[Start Data]
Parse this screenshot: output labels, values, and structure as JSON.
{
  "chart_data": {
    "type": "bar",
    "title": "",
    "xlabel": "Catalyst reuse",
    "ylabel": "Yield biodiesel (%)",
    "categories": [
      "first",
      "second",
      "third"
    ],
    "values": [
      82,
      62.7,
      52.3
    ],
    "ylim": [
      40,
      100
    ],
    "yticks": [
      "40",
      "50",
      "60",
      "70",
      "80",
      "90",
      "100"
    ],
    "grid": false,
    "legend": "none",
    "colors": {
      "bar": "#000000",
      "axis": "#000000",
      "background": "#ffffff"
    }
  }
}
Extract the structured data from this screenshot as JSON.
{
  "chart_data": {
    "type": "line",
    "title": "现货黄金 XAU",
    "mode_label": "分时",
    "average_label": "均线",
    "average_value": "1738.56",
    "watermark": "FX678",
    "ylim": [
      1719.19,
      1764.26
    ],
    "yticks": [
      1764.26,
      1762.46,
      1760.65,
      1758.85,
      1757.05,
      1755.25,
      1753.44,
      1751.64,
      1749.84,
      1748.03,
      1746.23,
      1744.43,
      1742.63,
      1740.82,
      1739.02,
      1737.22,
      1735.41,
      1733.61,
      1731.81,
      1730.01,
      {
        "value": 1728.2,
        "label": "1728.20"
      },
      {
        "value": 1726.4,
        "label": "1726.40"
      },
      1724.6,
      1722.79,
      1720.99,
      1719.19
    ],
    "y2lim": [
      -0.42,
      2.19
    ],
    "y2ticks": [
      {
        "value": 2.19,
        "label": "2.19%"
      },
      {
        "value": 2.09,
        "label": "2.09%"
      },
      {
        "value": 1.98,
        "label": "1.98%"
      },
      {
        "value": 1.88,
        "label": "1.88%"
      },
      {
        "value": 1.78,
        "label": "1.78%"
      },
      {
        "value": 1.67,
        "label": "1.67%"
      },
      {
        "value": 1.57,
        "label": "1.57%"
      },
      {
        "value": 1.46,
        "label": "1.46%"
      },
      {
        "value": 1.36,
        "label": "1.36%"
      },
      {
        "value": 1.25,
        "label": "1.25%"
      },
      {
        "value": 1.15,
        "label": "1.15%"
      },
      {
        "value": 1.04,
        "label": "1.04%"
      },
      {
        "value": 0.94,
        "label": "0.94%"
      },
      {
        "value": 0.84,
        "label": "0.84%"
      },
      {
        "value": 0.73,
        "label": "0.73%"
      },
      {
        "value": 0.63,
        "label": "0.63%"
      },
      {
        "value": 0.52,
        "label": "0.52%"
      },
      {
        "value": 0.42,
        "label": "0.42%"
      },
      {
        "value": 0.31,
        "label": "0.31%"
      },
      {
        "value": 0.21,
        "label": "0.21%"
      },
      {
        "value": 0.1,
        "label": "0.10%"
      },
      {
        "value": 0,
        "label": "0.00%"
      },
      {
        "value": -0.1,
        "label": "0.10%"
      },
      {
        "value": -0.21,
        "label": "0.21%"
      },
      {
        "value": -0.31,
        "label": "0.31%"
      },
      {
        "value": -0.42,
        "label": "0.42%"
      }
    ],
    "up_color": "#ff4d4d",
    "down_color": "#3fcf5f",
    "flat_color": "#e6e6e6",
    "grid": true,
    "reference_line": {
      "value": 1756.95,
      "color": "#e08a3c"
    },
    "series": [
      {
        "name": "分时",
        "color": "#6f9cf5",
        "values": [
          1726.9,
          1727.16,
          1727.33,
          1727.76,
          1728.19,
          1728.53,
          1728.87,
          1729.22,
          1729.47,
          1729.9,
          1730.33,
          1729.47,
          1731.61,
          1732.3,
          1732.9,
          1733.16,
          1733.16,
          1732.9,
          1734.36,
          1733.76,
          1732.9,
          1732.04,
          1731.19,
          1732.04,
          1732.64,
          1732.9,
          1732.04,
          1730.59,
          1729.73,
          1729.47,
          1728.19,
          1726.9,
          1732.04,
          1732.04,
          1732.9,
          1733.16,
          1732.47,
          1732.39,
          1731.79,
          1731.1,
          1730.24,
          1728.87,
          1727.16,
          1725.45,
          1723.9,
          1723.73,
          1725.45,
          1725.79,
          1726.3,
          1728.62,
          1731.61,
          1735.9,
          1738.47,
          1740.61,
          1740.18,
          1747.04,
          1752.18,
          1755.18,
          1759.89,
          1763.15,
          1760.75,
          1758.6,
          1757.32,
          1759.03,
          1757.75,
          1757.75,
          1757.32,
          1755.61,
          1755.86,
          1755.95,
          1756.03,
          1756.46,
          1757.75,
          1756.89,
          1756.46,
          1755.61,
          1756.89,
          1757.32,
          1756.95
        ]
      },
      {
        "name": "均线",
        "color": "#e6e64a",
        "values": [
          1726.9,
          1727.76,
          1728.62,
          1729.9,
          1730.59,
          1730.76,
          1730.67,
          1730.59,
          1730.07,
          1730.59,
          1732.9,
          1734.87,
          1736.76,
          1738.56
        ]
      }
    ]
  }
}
[End Data]
-- Work to complete --
Print again each line of the listing above, exactly as it appears.

-- Exercise answer --
Parse this screenshot: output labels, values, and structure as JSON.
{
  "chart_data": {
    "type": "bar",
    "title": "",
    "xlabel": "Catalyst reuse",
    "ylabel": "Yield biodiesel (%)",
    "categories": [
      "first",
      "second",
      "third"
    ],
    "values": [
      82,
      62.7,
      52.3
    ],
    "ylim": [
      40,
      100
    ],
    "yticks": [
      "40",
      "50",
      "60",
      "70",
      "80",
      "90",
      "100"
    ],
    "grid": false,
    "legend": "none",
    "colors": {
      "bar": "#000000",
      "axis": "#000000",
      "background": "#ffffff"
    }
  }
}
Extract the structured data from this screenshot as JSON.
{
  "chart_data": {
    "type": "line",
    "title": "现货黄金 XAU",
    "mode_label": "分时",
    "average_label": "均线",
    "average_value": "1738.56",
    "watermark": "FX678",
    "ylim": [
      1719.19,
      1764.26
    ],
    "yticks": [
      1764.26,
      1762.46,
      1760.65,
      1758.85,
      1757.05,
      1755.25,
      1753.44,
      1751.64,
      1749.84,
      1748.03,
      1746.23,
      1744.43,
      1742.63,
      1740.82,
      1739.02,
      1737.22,
      1735.41,
      1733.61,
      1731.81,
      1730.01,
      {
        "value": 1728.2,
        "label": "1728.20"
      },
      {
        "value": 1726.4,
        "label": "1726.40"
      },
      1724.6,
      1722.79,
      1720.99,
      1719.19
    ],
    "y2lim": [
      -0.42,
      2.19
    ],
    "y2ticks": [
      {
        "value": 2.19,
        "label": "2.19%"
      },
      {
        "value": 2.09,
        "label": "2.09%"
      },
      {
        "value": 1.98,
        "label": "1.98%"
      },
      {
        "value": 1.88,
        "label": "1.88%"
      },
      {
        "value": 1.78,
        "label": "1.78%"
      },
      {
        "value": 1.67,
        "label": "1.67%"
      },
      {
        "value": 1.57,
        "label": "1.57%"
      },
      {
        "value": 1.46,
        "label": "1.46%"
      },
      {
        "value": 1.36,
        "label": "1.36%"
      },
      {
        "value": 1.25,
        "label": "1.25%"
      },
      {
        "value": 1.15,
        "label": "1.15%"
      },
      {
        "value": 1.04,
        "label": "1.04%"
      },
      {
        "value": 0.94,
        "label": "0.94%"
      },
      {
        "value": 0.84,
        "label": "0.84%"
      },
      {
        "value": 0.73,
        "label": "0.73%"
      },
      {
        "value": 0.63,
        "label": "0.63%"
      },
      {
        "value": 0.52,
        "label": "0.52%"
      },
      {
        "value": 0.42,
        "label": "0.42%"
      },
      {
        "value": 0.31,
        "label": "0.31%"
      },
      {
        "value": 0.21,
        "label": "0.21%"
      },
      {
        "value": 0.1,
        "label": "0.10%"
      },
      {
        "value": 0,
        "label": "0.00%"
      },
      {
        "value": -0.1,
        "label": "0.10%"
      },
      {
        "value": -0.21,
        "label": "0.21%"
      },
      {
        "value": -0.31,
        "label": "0.31%"
      },
      {
        "value": -0.42,
        "label": "0.42%"
      }
    ],
    "up_color": "#ff4d4d",
    "down_color": "#3fcf5f",
    "flat_color": "#e6e6e6",
    "grid": true,
    "reference_line": {
      "value": 1756.95,
      "color": "#e08a3c"
    },
    "series": [
      {
        "name": "分时",
        "color": "#6f9cf5",
        "values": [
          1726.9,
          1727.16,
          1727.33,
          1727.76,
          1728.19,
          1728.53,
          1728.87,
          1729.22,
          1729.47,
          1729.9,
          1730.33,
          1729.47,
          1731.61,
          1732.3,
          1732.9,
          1733.16,
          1733.16,
          1732.9,
          1734.36,
          1733.76,
          1732.9,
          1732.04,
          1731.19,
          1732.04,
          1732.64,
          1732.9,
          1732.04,
          1730.59,
          1729.73,
          1729.47,
          1728.19,
          1726.9,
          1732.04,
          1732.04,
          1732.9,
          1733.16,
          1732.47,
          1732.39,
          1731.79,
          1731.1,
          1730.24,
          1728.87,
          1727.16,
          1725.45,
          1723.9,
          1723.73,
          1725.45,
          1725.79,
          1726.3,
          1728.62,
          1731.61,
          1735.9,
          1738.47,
          1740.61,
          1740.18,
          1747.04,
          1752.18,
          1755.18,
          1759.89,
          1763.15,
          1760.75,
          1758.6,
          1757.32,
          1759.03,
          1757.75,
          1757.75,
          1757.32,
          1755.61,
          1755.86,
          1755.95,
          1756.03,
          1756.46,
          1757.75,
          1756.89,
          1756.46,
          1755.61,
          1756.89,
          1757.32,
          1756.95
        ]
      },
      {
        "name": "均线",
        "color": "#e6e64a",
        "values": [
          1726.9,
          1727.76,
          1728.62,
          1729.9,
          1730.59,
          1730.76,
          1730.67,
          1730.59,
          1730.07,
          1730.59,
          1732.9,
          1734.87,
          1736.76,
          1738.56
        ]
      }
    ]
  }
}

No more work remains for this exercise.